Skip to content

Single-Cell Pipeline API¤

End-to-end differentiable single-cell RNA-seq analysis pipeline with scVI-style VAE, Harmony batch correction, and soft clustering.

SingleCellPipeline¤

diffbio.pipelines.single_cell.SingleCellPipeline ¤

SingleCellPipeline(
    config: SingleCellPipelineConfig,
    *,
    rngs: Rngs,
    name: str | None = None,
)

Bases: OperatorModule

End-to-end differentiable single-cell analysis pipeline.

This pipeline processes single-cell RNA-seq data through multiple analysis steps:

Input data structure
  • counts: Float[Array, "n_cells n_genes"] - Raw count matrix
  • ambient_profile: Float[Array, "n_genes"] - Ambient expression profile
  • batch_labels: Int[Array, "n_cells"] - Batch assignments

Output data structure (adds): - decontaminated_counts: Ambient-removed counts (if enabled) - normalized: VAE-normalized expression - latent: Latent space representation - corrected_embeddings: Batch-corrected embeddings (if enabled) - embeddings_2d: 2D UMAP embeddings (if enabled) - cluster_assignments: Soft cluster assignments

The pipeline is fully differentiable, supporting gradient-based training to optimize all components jointly for tasks like: - Supervised cell type classification - Semi-supervised clustering - Multi-task learning across batches

Example
config = SingleCellPipelineConfig(n_genes=2000, n_clusters=10)
pipeline = SingleCellPipeline(config, rngs=nnx.Rngs(42))
result, state, meta = pipeline.apply(data, {}, None)
clusters = result["cluster_assignments"]

Parameters:

Name Type Description Default
config SingleCellPipelineConfig

Pipeline configuration.

required
rngs Rngs

Random number generators for parameter initialization.

required
name str | None

Optional name for the pipeline.

None

apply ¤

apply(
    data: dict[str, Array],
    state: dict[str, Any],
    metadata: dict[str, Any] | None,
    random_params: Any = None,
    stats: dict[str, Any] | None = None,
) -> tuple[
    dict[str, Array], dict[str, Any], dict[str, Any] | None
]

Apply the full single-cell analysis pipeline.

Parameters:

Name Type Description Default
data dict[str, Array]

Input data containing: - counts: Float[Array, "n_cells n_genes"] - ambient_profile: Float[Array, "n_genes"] - batch_labels: Int[Array, "n_cells"]

required
state dict[str, Any]

Element state (passed through).

required
metadata dict[str, Any] | None

Element metadata (passed through).

required
random_params Any

Random parameters for stochastic operations.

None
stats dict[str, Any] | None

Optional statistics dict.

None

Returns:

Type Description
dict[str, Array]

Tuple of (output_data, state, metadata) where output_data contains

dict[str, Any]

all input keys plus analysis outputs.

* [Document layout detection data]
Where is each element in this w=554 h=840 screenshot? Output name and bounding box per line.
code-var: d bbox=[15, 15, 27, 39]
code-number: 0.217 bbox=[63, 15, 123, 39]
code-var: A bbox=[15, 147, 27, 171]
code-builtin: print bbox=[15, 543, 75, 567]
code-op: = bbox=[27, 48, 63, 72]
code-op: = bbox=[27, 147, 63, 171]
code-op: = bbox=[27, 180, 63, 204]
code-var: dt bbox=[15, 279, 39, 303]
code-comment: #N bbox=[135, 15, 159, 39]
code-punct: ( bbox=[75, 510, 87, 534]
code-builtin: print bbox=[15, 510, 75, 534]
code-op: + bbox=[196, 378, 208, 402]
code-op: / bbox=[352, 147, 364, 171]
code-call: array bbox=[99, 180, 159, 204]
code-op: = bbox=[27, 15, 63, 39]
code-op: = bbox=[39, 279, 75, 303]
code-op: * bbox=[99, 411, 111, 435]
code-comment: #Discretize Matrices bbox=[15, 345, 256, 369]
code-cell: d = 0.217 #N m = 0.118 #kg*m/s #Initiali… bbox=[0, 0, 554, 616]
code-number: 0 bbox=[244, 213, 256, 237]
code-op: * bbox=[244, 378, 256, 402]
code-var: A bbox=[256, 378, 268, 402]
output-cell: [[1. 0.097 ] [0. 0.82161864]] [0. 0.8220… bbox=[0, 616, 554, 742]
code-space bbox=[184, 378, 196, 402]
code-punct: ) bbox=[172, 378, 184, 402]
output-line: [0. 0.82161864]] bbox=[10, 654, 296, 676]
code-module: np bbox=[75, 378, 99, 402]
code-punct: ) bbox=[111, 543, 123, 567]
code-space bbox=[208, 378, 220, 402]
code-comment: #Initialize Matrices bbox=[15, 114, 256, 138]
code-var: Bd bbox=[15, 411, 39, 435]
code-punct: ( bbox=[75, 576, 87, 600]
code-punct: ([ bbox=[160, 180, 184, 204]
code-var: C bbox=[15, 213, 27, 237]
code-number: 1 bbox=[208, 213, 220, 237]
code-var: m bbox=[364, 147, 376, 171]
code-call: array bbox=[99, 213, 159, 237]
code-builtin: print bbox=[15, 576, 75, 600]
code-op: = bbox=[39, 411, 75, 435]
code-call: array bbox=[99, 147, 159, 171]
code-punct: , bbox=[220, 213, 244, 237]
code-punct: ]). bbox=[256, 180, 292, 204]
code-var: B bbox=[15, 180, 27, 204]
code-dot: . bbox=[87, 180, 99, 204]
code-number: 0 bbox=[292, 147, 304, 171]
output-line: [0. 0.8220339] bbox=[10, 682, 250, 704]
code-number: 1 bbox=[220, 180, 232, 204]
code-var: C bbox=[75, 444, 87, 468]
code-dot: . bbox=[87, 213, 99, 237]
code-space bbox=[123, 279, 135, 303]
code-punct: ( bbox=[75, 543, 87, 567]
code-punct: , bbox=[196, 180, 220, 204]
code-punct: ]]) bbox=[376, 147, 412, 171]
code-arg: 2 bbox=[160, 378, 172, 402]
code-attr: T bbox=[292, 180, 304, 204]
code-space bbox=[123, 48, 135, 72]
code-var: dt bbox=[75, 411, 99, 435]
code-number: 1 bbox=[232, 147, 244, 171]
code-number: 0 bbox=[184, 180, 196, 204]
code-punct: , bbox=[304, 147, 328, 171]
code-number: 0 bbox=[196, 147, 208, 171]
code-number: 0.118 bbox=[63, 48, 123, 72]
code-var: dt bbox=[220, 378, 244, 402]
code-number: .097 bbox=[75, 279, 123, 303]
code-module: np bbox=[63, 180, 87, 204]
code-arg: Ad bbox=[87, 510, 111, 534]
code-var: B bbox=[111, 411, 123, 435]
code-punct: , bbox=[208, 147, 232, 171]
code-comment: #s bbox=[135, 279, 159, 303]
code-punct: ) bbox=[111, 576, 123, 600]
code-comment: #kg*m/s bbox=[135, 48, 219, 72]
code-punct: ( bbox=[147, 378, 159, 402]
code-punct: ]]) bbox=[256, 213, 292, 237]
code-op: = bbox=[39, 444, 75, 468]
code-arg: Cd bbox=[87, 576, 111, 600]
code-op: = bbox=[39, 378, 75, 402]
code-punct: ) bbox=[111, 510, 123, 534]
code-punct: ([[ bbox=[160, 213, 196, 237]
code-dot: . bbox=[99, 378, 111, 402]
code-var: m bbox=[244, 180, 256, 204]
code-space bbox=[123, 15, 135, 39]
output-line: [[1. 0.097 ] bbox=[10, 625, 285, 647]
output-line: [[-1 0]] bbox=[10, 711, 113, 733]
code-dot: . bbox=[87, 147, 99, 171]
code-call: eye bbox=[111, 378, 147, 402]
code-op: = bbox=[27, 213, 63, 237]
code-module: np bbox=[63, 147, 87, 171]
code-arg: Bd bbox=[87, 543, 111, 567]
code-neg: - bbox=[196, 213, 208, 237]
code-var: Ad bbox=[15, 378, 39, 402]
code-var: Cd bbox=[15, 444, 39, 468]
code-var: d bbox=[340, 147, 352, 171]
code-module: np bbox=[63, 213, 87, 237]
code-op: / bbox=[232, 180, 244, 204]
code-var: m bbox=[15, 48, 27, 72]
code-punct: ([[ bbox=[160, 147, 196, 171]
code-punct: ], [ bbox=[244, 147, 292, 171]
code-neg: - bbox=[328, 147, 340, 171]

* [Work request] Continue the single-cell pipeline API reference from the point where it stops.

* [Written response]
SingleCellPipelineConfig¤

diffbio.pipelines.single_cell.SingleCellPipelineConfig dataclass ¤

SingleCellPipelineConfig(
    n_genes: int = 2000,
    n_clusters: int = 10,
    latent_dim: int = 64,
    hidden_dims: tuple[int, ...] = (128, 64),
    umap_n_components: int = 2,
    batch_correction_clusters: int = 100,
    batch_correction_iterations: int = 10,
    clustering_temperature: float = 1.0,
    enable_ambient_removal: bool = True,
    enable_batch_correction: bool = True,
    enable_dim_reduction: bool = True,
    enable_clustering: bool = True,
)

Bases: OperatorConfig

Configuration for the single-cell analysis pipeline.

Attributes:

Name Type Description
n_genes int

Number of genes in the expression matrix.

n_clusters int

Number of clusters for soft k-means.

latent_dim int

Dimension of the VAE latent space.

hidden_dims tuple[int, ...]

Hidden layer dimensions for VAE.

umap_n_components int

Number of UMAP output dimensions.

batch_correction_clusters int

Number of clusters for Harmony.

batch_correction_iterations int

Number of Harmony iterations.

clustering_temperature float

Temperature for soft clustering.

enable_ambient_removal bool

Whether to enable ambient RNA removal.

enable_batch_correction bool

Whether to enable batch correction.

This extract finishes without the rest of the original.